### [What is needed]
Every entry must be echoed exactly.

### [Provided material]

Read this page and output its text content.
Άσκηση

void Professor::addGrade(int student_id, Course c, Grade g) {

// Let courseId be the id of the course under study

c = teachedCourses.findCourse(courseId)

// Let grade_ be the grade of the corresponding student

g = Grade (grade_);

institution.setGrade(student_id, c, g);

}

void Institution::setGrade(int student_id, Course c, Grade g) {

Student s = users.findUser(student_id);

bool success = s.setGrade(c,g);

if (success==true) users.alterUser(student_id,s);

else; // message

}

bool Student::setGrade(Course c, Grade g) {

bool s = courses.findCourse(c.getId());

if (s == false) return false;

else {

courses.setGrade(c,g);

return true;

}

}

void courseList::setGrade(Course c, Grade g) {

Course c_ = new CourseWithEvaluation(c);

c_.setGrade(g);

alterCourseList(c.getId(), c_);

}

### [Exercise solution]
Read this page and output its text content.
Άσκηση

void Professor::addGrade(int student_id, Course c, Grade g) {

// Let courseId be the id of the course under study

c = teachedCourses.findCourse(courseId)

// Let grade_ be the grade of the corresponding student

g = Grade (grade_);

institution.setGrade(student_id, c, g);

}

void Institution::setGrade(int student_id, Course c, Grade g) {

Student s = users.findUser(student_id);

bool success = s.setGrade(c,g);

if (success==true) users.alterUser(student_id,s);

else; // message

}

bool Student::setGrade(Course c, Grade g) {

bool s = courses.findCourse(c.getId());

if (s == false) return false;

else {

courses.setGrade(c,g);

return true;

}

}

void courseList::setGrade(Course c, Grade g) {

Course c_ = new CourseWithEvaluation(c);

c_.setGrade(g);

alterCourseList(c.getId(), c_);

}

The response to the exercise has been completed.